| What to work on |
Count every line in the following entries where the word "очистки" appears. Give the count alone.

| Input for this task |
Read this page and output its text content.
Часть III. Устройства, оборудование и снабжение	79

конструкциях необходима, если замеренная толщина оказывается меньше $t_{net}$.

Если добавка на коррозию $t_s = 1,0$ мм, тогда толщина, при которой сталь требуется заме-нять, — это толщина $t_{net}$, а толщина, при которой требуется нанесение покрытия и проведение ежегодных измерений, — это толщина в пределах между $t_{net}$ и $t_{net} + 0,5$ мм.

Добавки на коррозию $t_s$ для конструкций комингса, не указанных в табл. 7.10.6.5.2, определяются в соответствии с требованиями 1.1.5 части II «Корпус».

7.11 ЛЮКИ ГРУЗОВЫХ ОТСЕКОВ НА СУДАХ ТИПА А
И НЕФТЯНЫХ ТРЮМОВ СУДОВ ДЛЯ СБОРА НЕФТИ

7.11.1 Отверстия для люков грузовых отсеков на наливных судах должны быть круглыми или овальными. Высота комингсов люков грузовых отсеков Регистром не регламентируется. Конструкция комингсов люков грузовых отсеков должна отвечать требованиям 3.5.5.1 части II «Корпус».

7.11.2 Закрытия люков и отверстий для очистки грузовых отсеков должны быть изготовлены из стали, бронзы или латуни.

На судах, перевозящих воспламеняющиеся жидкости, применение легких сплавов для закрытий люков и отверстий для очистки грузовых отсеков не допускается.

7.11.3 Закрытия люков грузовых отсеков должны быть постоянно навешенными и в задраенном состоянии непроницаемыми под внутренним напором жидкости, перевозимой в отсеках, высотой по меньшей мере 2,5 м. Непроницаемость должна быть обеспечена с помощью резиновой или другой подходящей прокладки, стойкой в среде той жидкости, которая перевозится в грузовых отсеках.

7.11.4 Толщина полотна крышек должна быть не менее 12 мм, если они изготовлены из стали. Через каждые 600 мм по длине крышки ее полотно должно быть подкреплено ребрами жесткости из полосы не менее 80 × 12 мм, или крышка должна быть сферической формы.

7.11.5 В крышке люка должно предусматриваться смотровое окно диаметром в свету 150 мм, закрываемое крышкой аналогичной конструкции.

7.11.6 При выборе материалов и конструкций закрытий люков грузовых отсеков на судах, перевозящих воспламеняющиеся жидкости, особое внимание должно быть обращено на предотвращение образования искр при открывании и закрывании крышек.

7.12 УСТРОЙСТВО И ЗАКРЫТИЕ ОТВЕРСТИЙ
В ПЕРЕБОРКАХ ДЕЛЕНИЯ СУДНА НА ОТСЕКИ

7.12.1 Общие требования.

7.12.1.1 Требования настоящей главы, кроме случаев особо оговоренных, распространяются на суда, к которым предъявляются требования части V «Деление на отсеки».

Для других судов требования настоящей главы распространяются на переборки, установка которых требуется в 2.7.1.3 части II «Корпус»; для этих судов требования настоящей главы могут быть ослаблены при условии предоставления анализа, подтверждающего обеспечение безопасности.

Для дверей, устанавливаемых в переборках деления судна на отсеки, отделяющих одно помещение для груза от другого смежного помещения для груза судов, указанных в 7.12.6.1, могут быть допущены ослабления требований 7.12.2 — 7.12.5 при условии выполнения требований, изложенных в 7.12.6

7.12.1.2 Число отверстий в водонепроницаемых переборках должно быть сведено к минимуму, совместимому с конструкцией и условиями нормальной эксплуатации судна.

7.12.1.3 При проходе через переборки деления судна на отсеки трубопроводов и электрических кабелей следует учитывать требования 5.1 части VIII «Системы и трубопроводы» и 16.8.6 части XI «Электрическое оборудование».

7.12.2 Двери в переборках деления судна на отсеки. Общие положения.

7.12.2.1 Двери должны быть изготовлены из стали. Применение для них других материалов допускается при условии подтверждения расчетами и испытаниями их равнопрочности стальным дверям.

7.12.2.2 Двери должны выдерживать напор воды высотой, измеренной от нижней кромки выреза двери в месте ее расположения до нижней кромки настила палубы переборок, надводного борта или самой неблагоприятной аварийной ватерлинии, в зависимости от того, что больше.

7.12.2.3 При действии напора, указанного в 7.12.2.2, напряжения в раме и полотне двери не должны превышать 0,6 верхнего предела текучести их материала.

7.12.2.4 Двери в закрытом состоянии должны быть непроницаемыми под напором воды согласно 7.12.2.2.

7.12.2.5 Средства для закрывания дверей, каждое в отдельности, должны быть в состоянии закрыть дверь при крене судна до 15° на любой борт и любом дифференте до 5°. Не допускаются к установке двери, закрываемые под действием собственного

| Task solution |
2